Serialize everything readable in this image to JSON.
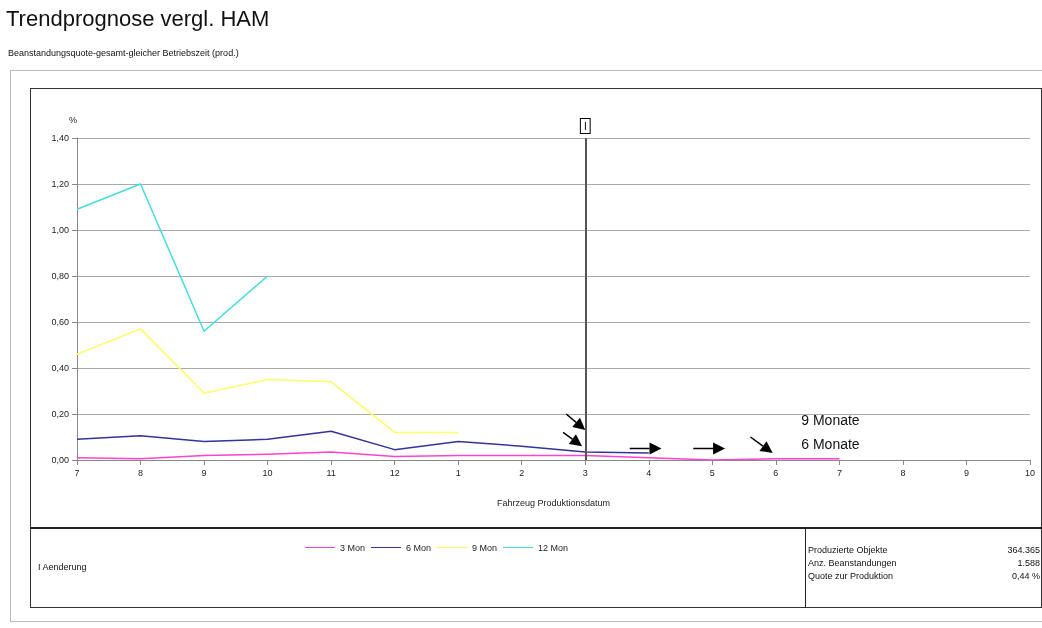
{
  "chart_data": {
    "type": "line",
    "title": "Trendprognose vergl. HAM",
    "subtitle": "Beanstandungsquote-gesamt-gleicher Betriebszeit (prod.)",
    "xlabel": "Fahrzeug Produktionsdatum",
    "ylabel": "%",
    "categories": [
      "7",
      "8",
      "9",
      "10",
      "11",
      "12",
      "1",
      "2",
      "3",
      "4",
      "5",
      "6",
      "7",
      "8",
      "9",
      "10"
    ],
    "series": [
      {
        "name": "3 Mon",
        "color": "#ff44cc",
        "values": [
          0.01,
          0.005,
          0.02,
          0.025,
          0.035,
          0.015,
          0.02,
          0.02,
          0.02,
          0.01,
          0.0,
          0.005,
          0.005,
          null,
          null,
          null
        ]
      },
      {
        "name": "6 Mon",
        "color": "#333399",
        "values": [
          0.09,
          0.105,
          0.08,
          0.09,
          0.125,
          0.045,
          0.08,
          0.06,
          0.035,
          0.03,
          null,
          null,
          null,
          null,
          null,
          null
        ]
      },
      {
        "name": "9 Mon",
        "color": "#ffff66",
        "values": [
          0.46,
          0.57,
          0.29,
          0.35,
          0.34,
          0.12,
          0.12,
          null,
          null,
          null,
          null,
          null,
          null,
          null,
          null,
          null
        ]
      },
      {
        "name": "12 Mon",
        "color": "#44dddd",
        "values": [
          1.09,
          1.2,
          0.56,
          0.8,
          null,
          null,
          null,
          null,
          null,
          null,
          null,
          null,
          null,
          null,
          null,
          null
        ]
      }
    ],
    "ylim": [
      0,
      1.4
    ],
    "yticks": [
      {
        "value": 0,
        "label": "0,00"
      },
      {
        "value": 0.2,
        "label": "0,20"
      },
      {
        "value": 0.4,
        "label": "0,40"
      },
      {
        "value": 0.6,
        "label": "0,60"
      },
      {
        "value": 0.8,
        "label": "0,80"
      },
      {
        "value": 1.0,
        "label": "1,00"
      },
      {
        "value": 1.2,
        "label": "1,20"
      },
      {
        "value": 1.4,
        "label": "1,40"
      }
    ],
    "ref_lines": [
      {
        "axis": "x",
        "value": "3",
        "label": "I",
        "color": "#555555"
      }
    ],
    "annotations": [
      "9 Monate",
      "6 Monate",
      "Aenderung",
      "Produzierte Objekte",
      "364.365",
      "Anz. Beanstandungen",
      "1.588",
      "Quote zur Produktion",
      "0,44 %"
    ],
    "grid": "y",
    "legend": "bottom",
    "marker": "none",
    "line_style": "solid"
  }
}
··········
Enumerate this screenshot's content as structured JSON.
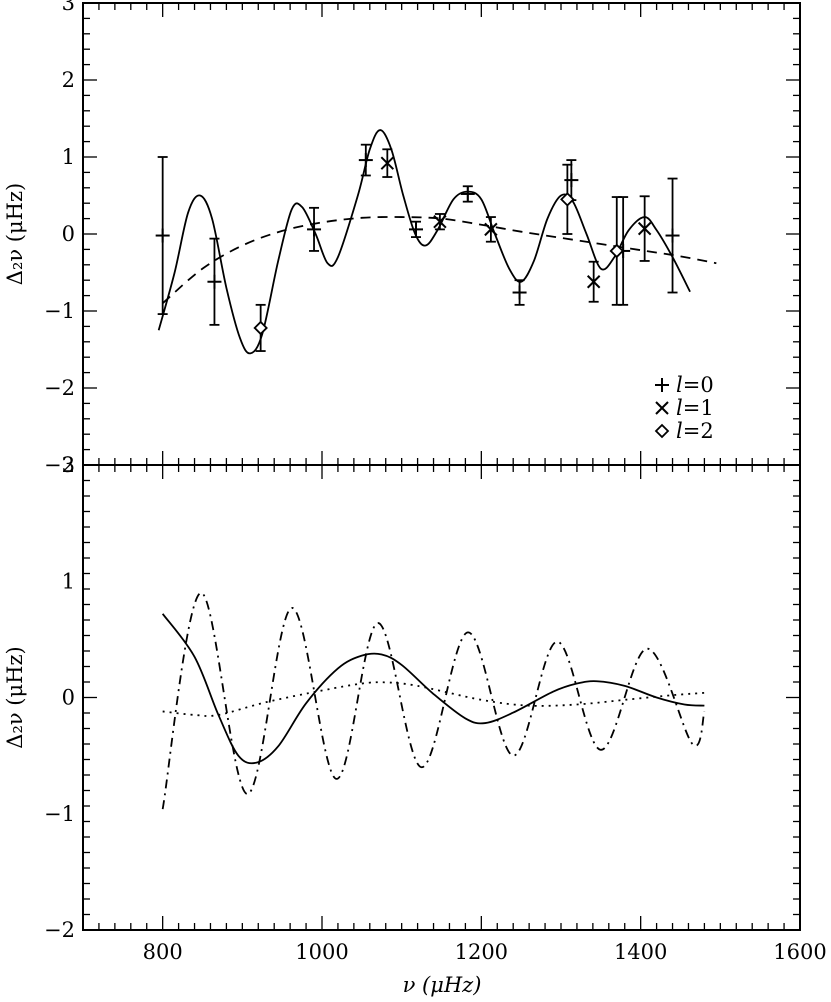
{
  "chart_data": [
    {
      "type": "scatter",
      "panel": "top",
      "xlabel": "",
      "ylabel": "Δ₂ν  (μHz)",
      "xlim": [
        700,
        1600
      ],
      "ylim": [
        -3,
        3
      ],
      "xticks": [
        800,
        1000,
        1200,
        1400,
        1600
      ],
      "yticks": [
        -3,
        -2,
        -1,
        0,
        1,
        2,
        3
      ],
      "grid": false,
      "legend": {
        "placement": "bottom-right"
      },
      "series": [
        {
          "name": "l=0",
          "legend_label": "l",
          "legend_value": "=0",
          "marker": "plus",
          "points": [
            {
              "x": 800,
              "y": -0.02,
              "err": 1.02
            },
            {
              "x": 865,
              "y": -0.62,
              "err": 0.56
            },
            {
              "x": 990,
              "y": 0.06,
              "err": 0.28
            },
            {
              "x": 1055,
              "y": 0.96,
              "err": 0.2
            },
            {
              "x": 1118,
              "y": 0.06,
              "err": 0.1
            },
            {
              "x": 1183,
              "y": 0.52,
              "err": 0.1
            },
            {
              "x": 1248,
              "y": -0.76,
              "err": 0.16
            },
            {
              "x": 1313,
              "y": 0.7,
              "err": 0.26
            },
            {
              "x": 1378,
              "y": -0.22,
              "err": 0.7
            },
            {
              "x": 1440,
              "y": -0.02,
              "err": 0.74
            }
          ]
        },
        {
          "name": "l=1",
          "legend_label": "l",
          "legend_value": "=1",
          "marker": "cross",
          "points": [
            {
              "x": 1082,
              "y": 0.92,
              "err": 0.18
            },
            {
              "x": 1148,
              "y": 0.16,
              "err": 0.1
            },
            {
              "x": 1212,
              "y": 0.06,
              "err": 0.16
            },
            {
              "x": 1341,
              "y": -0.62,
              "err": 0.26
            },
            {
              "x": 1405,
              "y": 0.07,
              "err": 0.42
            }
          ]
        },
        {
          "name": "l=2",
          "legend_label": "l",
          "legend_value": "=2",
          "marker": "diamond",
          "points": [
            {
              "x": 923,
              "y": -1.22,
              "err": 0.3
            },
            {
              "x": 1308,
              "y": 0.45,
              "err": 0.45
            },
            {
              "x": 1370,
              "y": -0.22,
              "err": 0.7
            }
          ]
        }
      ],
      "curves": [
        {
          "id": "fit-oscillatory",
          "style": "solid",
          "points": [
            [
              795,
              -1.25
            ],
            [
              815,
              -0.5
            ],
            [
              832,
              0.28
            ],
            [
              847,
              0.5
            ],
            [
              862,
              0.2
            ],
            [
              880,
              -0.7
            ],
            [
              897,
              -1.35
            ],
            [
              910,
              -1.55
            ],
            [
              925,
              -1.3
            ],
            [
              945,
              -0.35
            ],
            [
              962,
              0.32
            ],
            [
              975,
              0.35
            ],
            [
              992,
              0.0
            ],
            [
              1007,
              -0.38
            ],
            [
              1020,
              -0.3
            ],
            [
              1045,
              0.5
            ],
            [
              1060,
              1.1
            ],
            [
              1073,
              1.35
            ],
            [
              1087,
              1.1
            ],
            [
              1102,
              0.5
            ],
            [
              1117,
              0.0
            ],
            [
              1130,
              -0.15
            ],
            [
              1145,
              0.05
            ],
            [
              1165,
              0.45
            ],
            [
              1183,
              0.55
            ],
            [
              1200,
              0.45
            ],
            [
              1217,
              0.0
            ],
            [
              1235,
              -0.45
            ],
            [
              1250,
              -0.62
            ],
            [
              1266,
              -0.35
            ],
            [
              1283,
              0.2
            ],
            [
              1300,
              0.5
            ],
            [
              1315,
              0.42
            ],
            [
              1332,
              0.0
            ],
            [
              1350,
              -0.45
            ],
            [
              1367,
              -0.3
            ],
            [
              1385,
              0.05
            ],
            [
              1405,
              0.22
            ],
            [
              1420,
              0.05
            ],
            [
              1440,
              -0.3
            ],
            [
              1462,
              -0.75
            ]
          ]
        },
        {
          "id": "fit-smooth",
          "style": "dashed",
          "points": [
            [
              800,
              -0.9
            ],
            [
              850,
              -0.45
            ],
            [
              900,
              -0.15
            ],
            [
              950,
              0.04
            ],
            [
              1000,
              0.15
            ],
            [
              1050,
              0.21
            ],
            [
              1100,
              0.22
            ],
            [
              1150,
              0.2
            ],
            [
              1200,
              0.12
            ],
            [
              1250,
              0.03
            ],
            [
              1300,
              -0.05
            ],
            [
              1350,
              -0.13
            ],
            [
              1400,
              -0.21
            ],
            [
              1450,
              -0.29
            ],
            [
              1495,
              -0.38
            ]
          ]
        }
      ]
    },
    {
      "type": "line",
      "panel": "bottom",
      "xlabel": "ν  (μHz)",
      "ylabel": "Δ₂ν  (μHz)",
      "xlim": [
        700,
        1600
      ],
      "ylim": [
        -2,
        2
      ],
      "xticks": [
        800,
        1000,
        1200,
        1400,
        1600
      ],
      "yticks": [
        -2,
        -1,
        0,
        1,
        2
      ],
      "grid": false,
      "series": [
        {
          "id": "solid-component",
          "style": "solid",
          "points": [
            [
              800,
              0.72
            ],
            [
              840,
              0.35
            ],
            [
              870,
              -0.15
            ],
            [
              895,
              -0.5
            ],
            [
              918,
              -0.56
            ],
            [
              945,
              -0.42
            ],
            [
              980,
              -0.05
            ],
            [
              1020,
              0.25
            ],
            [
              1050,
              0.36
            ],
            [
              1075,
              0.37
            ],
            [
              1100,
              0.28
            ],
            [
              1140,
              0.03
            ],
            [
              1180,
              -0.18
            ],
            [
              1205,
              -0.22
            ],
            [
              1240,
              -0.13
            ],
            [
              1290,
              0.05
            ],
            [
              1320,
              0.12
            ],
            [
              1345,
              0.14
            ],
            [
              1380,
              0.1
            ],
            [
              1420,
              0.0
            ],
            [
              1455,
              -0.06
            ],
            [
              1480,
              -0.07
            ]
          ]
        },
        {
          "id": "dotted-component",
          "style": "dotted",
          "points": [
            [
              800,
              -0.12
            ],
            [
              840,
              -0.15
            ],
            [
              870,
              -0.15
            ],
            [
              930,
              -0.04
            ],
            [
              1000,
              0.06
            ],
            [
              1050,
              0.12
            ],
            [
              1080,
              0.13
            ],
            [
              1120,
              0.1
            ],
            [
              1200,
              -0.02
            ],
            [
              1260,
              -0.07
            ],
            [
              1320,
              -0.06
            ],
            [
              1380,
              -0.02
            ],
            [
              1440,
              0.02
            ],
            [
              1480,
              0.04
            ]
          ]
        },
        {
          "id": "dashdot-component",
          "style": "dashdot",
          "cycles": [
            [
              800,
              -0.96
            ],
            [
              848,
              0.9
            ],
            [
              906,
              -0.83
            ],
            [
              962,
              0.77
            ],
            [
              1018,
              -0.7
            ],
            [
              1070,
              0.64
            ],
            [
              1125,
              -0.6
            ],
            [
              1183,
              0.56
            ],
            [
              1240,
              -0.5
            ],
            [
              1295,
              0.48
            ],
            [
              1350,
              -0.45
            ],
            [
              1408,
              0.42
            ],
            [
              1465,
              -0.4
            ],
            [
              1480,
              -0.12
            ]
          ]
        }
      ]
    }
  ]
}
··········
Filter the entries down to the lines with the word "JSON" in them.

Response:
Serialize everything readable in this image to JSON.
Enumerate this screenshot's content as structured JSON.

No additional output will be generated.